▸ **INSTRUCTIONS FOR THE TASK**: Transcribe the records in full, keeping every character as it is.

* * * * * * * * *

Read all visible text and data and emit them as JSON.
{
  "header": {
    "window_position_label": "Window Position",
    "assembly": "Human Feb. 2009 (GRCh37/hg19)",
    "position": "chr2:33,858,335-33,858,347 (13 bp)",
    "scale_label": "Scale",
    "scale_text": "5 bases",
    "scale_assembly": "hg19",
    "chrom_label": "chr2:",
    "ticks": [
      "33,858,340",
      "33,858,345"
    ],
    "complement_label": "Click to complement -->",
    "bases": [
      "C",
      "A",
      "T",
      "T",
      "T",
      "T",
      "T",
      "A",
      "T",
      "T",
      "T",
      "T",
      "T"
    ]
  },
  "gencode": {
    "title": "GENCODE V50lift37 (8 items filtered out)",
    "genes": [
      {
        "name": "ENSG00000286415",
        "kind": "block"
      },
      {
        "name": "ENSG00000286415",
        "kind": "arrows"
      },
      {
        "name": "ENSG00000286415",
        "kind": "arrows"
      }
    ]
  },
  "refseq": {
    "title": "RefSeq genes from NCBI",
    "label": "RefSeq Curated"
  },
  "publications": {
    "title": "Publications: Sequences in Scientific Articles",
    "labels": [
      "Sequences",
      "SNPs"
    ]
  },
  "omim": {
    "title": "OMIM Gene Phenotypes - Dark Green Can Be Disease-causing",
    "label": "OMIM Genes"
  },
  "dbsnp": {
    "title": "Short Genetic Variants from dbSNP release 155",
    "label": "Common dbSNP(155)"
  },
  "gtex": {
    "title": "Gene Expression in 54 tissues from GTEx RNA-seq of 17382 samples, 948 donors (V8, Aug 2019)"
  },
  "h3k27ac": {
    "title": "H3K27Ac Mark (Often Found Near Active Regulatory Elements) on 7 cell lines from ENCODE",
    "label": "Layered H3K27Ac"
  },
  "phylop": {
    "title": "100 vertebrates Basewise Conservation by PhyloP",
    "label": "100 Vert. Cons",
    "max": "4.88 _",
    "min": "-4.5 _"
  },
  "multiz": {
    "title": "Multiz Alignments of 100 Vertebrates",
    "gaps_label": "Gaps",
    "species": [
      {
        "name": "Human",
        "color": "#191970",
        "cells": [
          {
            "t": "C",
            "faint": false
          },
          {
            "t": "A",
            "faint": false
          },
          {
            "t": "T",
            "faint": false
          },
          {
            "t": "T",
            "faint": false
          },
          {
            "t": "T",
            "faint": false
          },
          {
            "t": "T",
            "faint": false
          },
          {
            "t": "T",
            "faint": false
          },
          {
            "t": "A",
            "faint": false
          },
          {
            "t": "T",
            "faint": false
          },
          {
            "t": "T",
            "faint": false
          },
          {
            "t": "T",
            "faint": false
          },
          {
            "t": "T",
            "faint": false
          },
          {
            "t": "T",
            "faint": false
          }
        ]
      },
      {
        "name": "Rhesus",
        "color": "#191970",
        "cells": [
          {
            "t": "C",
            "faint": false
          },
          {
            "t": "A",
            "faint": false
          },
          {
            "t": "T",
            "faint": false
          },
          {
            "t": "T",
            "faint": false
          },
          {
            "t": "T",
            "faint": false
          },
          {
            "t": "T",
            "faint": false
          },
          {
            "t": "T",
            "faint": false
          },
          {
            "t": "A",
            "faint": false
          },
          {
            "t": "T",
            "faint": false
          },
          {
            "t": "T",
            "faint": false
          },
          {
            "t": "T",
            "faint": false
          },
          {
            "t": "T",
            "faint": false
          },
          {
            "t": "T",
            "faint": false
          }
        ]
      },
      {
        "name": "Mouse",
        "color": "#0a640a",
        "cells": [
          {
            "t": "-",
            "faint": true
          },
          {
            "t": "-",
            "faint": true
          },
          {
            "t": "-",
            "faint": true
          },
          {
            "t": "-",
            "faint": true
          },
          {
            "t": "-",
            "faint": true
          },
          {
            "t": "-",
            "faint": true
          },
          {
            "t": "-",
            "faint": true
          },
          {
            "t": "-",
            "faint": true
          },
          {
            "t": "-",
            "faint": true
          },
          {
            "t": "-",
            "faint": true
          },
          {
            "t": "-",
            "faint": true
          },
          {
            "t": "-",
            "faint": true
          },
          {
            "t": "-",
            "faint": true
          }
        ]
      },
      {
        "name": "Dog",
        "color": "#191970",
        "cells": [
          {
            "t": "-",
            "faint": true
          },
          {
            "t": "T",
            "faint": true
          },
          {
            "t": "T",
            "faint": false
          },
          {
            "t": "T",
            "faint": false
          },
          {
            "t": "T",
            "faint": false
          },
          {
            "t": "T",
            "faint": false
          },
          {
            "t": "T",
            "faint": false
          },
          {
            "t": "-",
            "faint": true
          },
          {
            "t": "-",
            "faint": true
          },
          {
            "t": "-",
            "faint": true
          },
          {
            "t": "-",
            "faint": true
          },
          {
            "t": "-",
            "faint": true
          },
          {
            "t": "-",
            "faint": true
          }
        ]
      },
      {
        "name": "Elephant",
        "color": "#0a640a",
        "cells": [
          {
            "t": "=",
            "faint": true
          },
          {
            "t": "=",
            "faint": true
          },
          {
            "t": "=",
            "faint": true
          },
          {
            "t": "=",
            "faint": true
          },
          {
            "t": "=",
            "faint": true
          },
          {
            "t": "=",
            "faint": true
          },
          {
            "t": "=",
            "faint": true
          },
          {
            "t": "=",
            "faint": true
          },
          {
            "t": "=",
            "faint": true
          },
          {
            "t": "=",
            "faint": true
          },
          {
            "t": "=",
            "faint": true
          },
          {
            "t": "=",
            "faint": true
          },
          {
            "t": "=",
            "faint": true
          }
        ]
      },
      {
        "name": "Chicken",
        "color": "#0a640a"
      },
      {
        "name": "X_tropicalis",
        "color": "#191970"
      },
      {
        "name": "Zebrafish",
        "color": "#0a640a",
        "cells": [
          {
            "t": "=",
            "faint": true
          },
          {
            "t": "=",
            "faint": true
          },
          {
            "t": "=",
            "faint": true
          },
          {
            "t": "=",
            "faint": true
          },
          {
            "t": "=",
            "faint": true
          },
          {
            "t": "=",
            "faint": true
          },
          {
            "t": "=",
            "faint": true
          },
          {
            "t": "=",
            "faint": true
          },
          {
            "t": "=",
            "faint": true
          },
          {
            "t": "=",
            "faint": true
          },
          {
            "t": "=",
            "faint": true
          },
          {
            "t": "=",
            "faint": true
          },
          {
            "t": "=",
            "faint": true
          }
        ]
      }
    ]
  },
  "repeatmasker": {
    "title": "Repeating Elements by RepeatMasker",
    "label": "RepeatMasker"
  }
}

* * * * * * * * *

▸ **ANSWER TO THE PROBLEM**:
Read all visible text and data and emit them as JSON.
{
  "header": {
    "window_position_label": "Window Position",
    "assembly": "Human Feb. 2009 (GRCh37/hg19)",
    "position": "chr2:33,858,335-33,858,347 (13 bp)",
    "scale_label": "Scale",
    "scale_text": "5 bases",
    "scale_assembly": "hg19",
    "chrom_label": "chr2:",
    "ticks": [
      "33,858,340",
      "33,858,345"
    ],
    "complement_label": "Click to complement -->",
    "bases": [
      "C",
      "A",
      "T",
      "T",
      "T",
      "T",
      "T",
      "A",
      "T",
      "T",
      "T",
      "T",
      "T"
    ]
  },
  "gencode": {
    "title": "GENCODE V50lift37 (8 items filtered out)",
    "genes": [
      {
        "name": "ENSG00000286415",
        "kind": "block"
      },
      {
        "name": "ENSG00000286415",
        "kind": "arrows"
      },
      {
        "name": "ENSG00000286415",
        "kind": "arrows"
      }
    ]
  },
  "refseq": {
    "title": "RefSeq genes from NCBI",
    "label": "RefSeq Curated"
  },
  "publications": {
    "title": "Publications: Sequences in Scientific Articles",
    "labels": [
      "Sequences",
      "SNPs"
    ]
  },
  "omim": {
    "title": "OMIM Gene Phenotypes - Dark Green Can Be Disease-causing",
    "label": "OMIM Genes"
  },
  "dbsnp": {
    "title": "Short Genetic Variants from dbSNP release 155",
    "label": "Common dbSNP(155)"
  },
  "gtex": {
    "title": "Gene Expression in 54 tissues from GTEx RNA-seq of 17382 samples, 948 donors (V8, Aug 2019)"
  },
  "h3k27ac": {
    "title": "H3K27Ac Mark (Often Found Near Active Regulatory Elements) on 7 cell lines from ENCODE",
    "label": "Layered H3K27Ac"
  },
  "phylop": {
    "title": "100 vertebrates Basewise Conservation by PhyloP",
    "label": "100 Vert. Cons",
    "max": "4.88 _",
    "min": "-4.5 _"
  },
  "multiz": {
    "title": "Multiz Alignments of 100 Vertebrates",
    "gaps_label": "Gaps",
    "species": [
      {
        "name": "Human",
        "color": "#191970",
        "cells": [
          {
            "t": "C",
            "faint": false
          },
          {
            "t": "A",
            "faint": false
          },
          {
            "t": "T",
            "faint": false
          },
          {
            "t": "T",
            "faint": false
          },
          {
            "t": "T",
            "faint": false
          },
          {
            "t": "T",
            "faint": false
          },
          {
            "t": "T",
            "faint": false
          },
          {
            "t": "A",
            "faint": false
          },
          {
            "t": "T",
            "faint": false
          },
          {
            "t": "T",
            "faint": false
          },
          {
            "t": "T",
            "faint": false
          },
          {
            "t": "T",
            "faint": false
          },
          {
            "t": "T",
            "faint": false
          }
        ]
      },
      {
        "name": "Rhesus",
        "color": "#191970",
        "cells": [
          {
            "t": "C",
            "faint": false
          },
          {
            "t": "A",
            "faint": false
          },
          {
            "t": "T",
            "faint": false
          },
          {
            "t": "T",
            "faint": false
          },
          {
            "t": "T",
            "faint": false
          },
          {
            "t": "T",
            "faint": false
          },
          {
            "t": "T",
            "faint": false
          },
          {
            "t": "A",
            "faint": false
          },
          {
            "t": "T",
            "faint": false
          },
          {
            "t": "T",
            "faint": false
          },
          {
            "t": "T",
            "faint": false
          },
          {
            "t": "T",
            "faint": false
          },
          {
            "t": "T",
            "faint": false
          }
        ]
      },
      {
        "name": "Mouse",
        "color": "#0a640a",
        "cells": [
          {
            "t": "-",
            "faint": true
          },
          {
            "t": "-",
            "faint": true
          },
          {
            "t": "-",
            "faint": true
          },
          {
            "t": "-",
            "faint": true
          },
          {
            "t": "-",
            "faint": true
          },
          {
            "t": "-",
            "faint": true
          },
          {
            "t": "-",
            "faint": true
          },
          {
            "t": "-",
            "faint": true
          },
          {
            "t": "-",
            "faint": true
          },
          {
            "t": "-",
            "faint": true
          },
          {
            "t": "-",
            "faint": true
          },
          {
            "t": "-",
            "faint": true
          },
          {
            "t": "-",
            "faint": true
          }
        ]
      },
      {
        "name": "Dog",
        "color": "#191970",
        "cells": [
          {
            "t": "-",
            "faint": true
          },
          {
            "t": "T",
            "faint": true
          },
          {
            "t": "T",
            "faint": false
          },
          {
            "t": "T",
            "faint": false
          },
          {
            "t": "T",
            "faint": false
          },
          {
            "t": "T",
            "faint": false
          },
          {
            "t": "T",
            "faint": false
          },
          {
            "t": "-",
            "faint": true
          },
          {
            "t": "-",
            "faint": true
          },
          {
            "t": "-",
            "faint": true
          },
          {
            "t": "-",
            "faint": true
          },
          {
            "t": "-",
            "faint": true
          },
          {
            "t": "-",
            "faint": true
          }
        ]
      },
      {
        "name": "Elephant",
        "color": "#0a640a",
        "cells": [
          {
            "t": "=",
            "faint": true
          },
          {
            "t": "=",
            "faint": true
          },
          {
            "t": "=",
            "faint": true
          },
          {
            "t": "=",
            "faint": true
          },
          {
            "t": "=",
            "faint": true
          },
          {
            "t": "=",
            "faint": true
          },
          {
            "t": "=",
            "faint": true
          },
          {
            "t": "=",
            "faint": true
          },
          {
            "t": "=",
            "faint": true
          },
          {
            "t": "=",
            "faint": true
          },
          {
            "t": "=",
            "faint": true
          },
          {
            "t": "=",
            "faint": true
          },
          {
            "t": "=",
            "faint": true
          }
        ]
      },
      {
        "name": "Chicken",
        "color": "#0a640a"
      },
      {
        "name": "X_tropicalis",
        "color": "#191970"
      },
      {
        "name": "Zebrafish",
        "color": "#0a640a",
        "cells": [
          {
            "t": "=",
            "faint": true
          },
          {
            "t": "=",
            "faint": true
          },
          {
            "t": "=",
            "faint": true
          },
          {
            "t": "=",
            "faint": true
          },
          {
            "t": "=",
            "faint": true
          },
          {
            "t": "=",
            "faint": true
          },
          {
            "t": "=",
            "faint": true
          },
          {
            "t": "=",
            "faint": true
          },
          {
            "t": "=",
            "faint": true
          },
          {
            "t": "=",
            "faint": true
          },
          {
            "t": "=",
            "faint": true
          },
          {
            "t": "=",
            "faint": true
          },
          {
            "t": "=",
            "faint": true
          }
        ]
      }
    ]
  },
  "repeatmasker": {
    "title": "Repeating Elements by RepeatMasker",
    "label": "RepeatMasker"
  }
}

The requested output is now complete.